- **Work required**
Using the records provided below, locate and copy each line that contains the word "negli".

:: Data provided

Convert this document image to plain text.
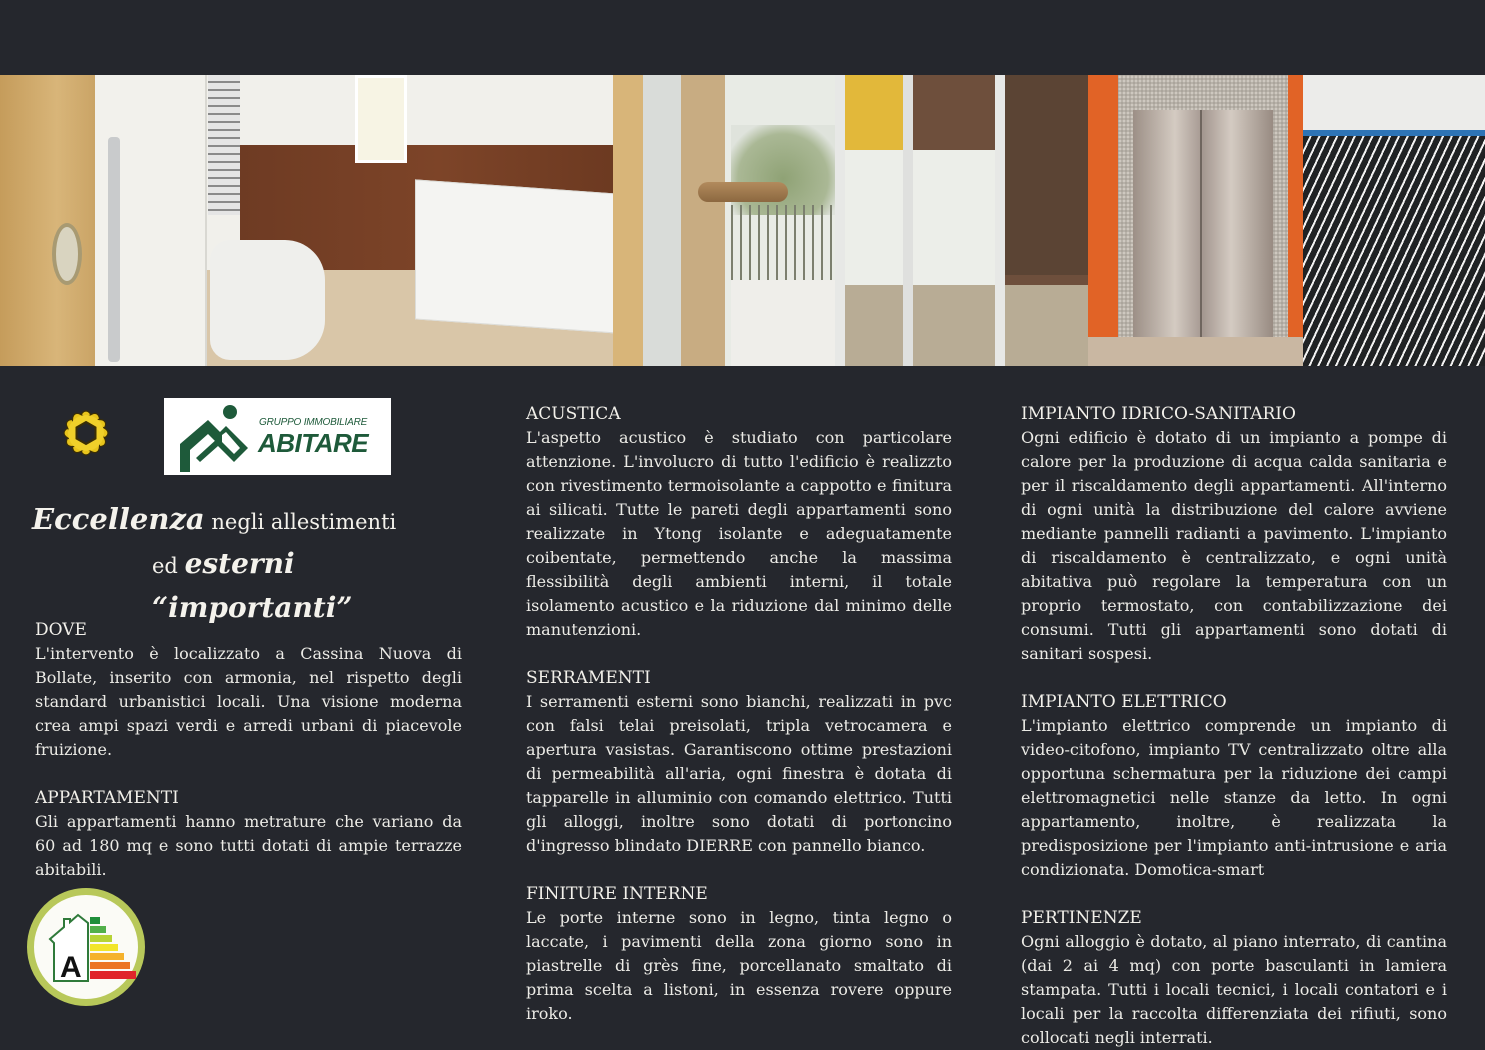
GRUPPO IMMOBILIARE
ABITARE
Eccellenza negli allestimenti
ed esterni “importanti”
DOVE
L'intervento è localizzato a Cassina Nuova di Bollate, inserito con armonia, nel rispetto degli standard urbanistici locali. Una visione moderna crea ampi spazi verdi e arredi urbani di piacevole fruizione.
APPARTAMENTI
Gli appartamenti hanno metrature che variano da 60 ad 180 mq e sono tutti dotati di ampie terrazze abitabili.
A
ACUSTICA
L'aspetto acustico è studiato con particolare attenzione. L'involucro di tutto l'edificio è realizzto con rivestimento termoisolante a cappotto e finitura ai silicati. Tutte le pareti degli appartamenti sono realizzate in Ytong isolante e adeguatamente coibentate, permettendo anche la massima flessibilità degli ambienti interni, il totale isolamento acustico e la riduzione dal minimo delle manutenzioni.
SERRAMENTI
I serramenti esterni sono bianchi, realizzati in pvc con falsi telai preisolati, tripla vetrocamera e apertura vasistas. Garantiscono ottime prestazioni di permeabilità all'aria, ogni finestra è dotata di tapparelle in alluminio con comando elettrico. Tutti gli alloggi, inoltre sono dotati di portoncino d'ingresso blindato DIERRE con pannello bianco.
FINITURE INTERNE
Le porte interne sono in legno, tinta legno o laccate, i pavimenti della zona giorno sono in piastrelle di grès fine, porcellanato smaltato di prima scelta a listoni, in essenza rovere oppure iroko.
IMPIANTO IDRICO-SANITARIO
Ogni edificio è dotato di un impianto a pompe di calore per la produzione di acqua calda sanitaria e per il riscaldamento degli appartamenti. All'interno di ogni unità la distribuzione del calore avviene mediante pannelli radianti a pavimento. L'impianto di riscaldamento è centralizzato, e ogni unità abitativa può regolare la temperatura con un proprio termostato, con contabilizzazione dei consumi. Tutti gli appartamenti sono dotati di sanitari sospesi.
IMPIANTO ELETTRICO
L'impianto elettrico comprende un impianto di video-citofono, impianto TV centralizzato oltre alla opportuna schermatura per la riduzione dei campi elettromagnetici nelle stanze da letto. In ogni appartamento, inoltre, è realizzata la predisposizione per l'impianto anti-intrusione e aria condizionata. Domotica-smart
PERTINENZE
Ogni alloggio è dotato, al piano interrato, di cantina (dai 2 ai 4 mq) con porte basculanti in lamiera stampata. Tutti i locali tecnici, i locali contatori e i locali per la raccolta differenziata dei rifiuti, sono collocati negli interrati.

::::

- **Expected answer**
Eccellenza negli allestimenti
Ogni alloggio è dotato, al piano interrato, di cantina (dai 2 ai 4 mq) con porte basculanti in lamiera stampata. Tutti i locali tecnici, i locali contatori e i locali per la raccolta differenziata dei rifiuti, sono collocati negli interrati.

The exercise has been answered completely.